◆ Task statement: Only the pictures are left out: repeat the rest of the entries exactly.

=== Records for this exercise ===

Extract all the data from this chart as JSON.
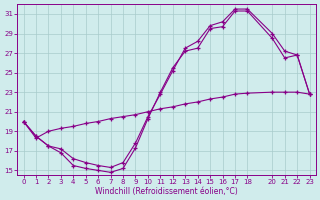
{
  "xlabel": "Windchill (Refroidissement éolien,°C)",
  "bg_color": "#d0ecec",
  "grid_color": "#a8cccc",
  "line_color": "#880088",
  "xlim": [
    -0.5,
    23.5
  ],
  "ylim": [
    14.5,
    32
  ],
  "xticks": [
    0,
    1,
    2,
    3,
    4,
    5,
    6,
    7,
    8,
    9,
    10,
    11,
    12,
    13,
    14,
    15,
    16,
    17,
    18,
    20,
    21,
    22,
    23
  ],
  "yticks": [
    15,
    17,
    19,
    21,
    23,
    25,
    27,
    29,
    31
  ],
  "s1_x": [
    0,
    1,
    2,
    3,
    4,
    5,
    6,
    7,
    8,
    9,
    10,
    11,
    12,
    13,
    14,
    15,
    16,
    17,
    18,
    20,
    21,
    22,
    23
  ],
  "s1_y": [
    20.0,
    18.5,
    17.5,
    16.8,
    15.5,
    15.2,
    15.0,
    14.8,
    15.2,
    17.3,
    20.3,
    23.0,
    25.5,
    27.2,
    27.5,
    29.5,
    29.7,
    31.3,
    31.3,
    28.5,
    26.5,
    26.8,
    22.8
  ],
  "s2_x": [
    0,
    1,
    2,
    3,
    4,
    5,
    6,
    7,
    8,
    9,
    10,
    11,
    12,
    13,
    14,
    15,
    16,
    17,
    18,
    20,
    21,
    22,
    23
  ],
  "s2_y": [
    20.0,
    18.5,
    17.5,
    17.2,
    16.2,
    15.8,
    15.5,
    15.3,
    15.8,
    17.8,
    20.5,
    22.8,
    25.2,
    27.5,
    28.2,
    29.8,
    30.2,
    31.5,
    31.5,
    29.0,
    27.2,
    26.8,
    22.8
  ],
  "s3_x": [
    0,
    1,
    2,
    3,
    4,
    5,
    6,
    7,
    8,
    9,
    10,
    11,
    12,
    13,
    14,
    15,
    16,
    17,
    18,
    20,
    21,
    22,
    23
  ],
  "s3_y": [
    20.0,
    18.3,
    19.0,
    19.3,
    19.5,
    19.8,
    20.0,
    20.3,
    20.5,
    20.7,
    21.0,
    21.3,
    21.5,
    21.8,
    22.0,
    22.3,
    22.5,
    22.8,
    22.9,
    23.0,
    23.0,
    23.0,
    22.8
  ]
}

===

◆ Finished answer:
Extract all the data from this chart as JSON.
{
  "xlabel": "Windchill (Refroidissement éolien,°C)",
  "bg_color": "#d0ecec",
  "grid_color": "#a8cccc",
  "line_color": "#880088",
  "xlim": [
    -0.5,
    23.5
  ],
  "ylim": [
    14.5,
    32
  ],
  "xticks": [
    0,
    1,
    2,
    3,
    4,
    5,
    6,
    7,
    8,
    9,
    10,
    11,
    12,
    13,
    14,
    15,
    16,
    17,
    18,
    20,
    21,
    22,
    23
  ],
  "yticks": [
    15,
    17,
    19,
    21,
    23,
    25,
    27,
    29,
    31
  ],
  "s1_x": [
    0,
    1,
    2,
    3,
    4,
    5,
    6,
    7,
    8,
    9,
    10,
    11,
    12,
    13,
    14,
    15,
    16,
    17,
    18,
    20,
    21,
    22,
    23
  ],
  "s1_y": [
    20.0,
    18.5,
    17.5,
    16.8,
    15.5,
    15.2,
    15.0,
    14.8,
    15.2,
    17.3,
    20.3,
    23.0,
    25.5,
    27.2,
    27.5,
    29.5,
    29.7,
    31.3,
    31.3,
    28.5,
    26.5,
    26.8,
    22.8
  ],
  "s2_x": [
    0,
    1,
    2,
    3,
    4,
    5,
    6,
    7,
    8,
    9,
    10,
    11,
    12,
    13,
    14,
    15,
    16,
    17,
    18,
    20,
    21,
    22,
    23
  ],
  "s2_y": [
    20.0,
    18.5,
    17.5,
    17.2,
    16.2,
    15.8,
    15.5,
    15.3,
    15.8,
    17.8,
    20.5,
    22.8,
    25.2,
    27.5,
    28.2,
    29.8,
    30.2,
    31.5,
    31.5,
    29.0,
    27.2,
    26.8,
    22.8
  ],
  "s3_x": [
    0,
    1,
    2,
    3,
    4,
    5,
    6,
    7,
    8,
    9,
    10,
    11,
    12,
    13,
    14,
    15,
    16,
    17,
    18,
    20,
    21,
    22,
    23
  ],
  "s3_y": [
    20.0,
    18.3,
    19.0,
    19.3,
    19.5,
    19.8,
    20.0,
    20.3,
    20.5,
    20.7,
    21.0,
    21.3,
    21.5,
    21.8,
    22.0,
    22.3,
    22.5,
    22.8,
    22.9,
    23.0,
    23.0,
    23.0,
    22.8
  ]
}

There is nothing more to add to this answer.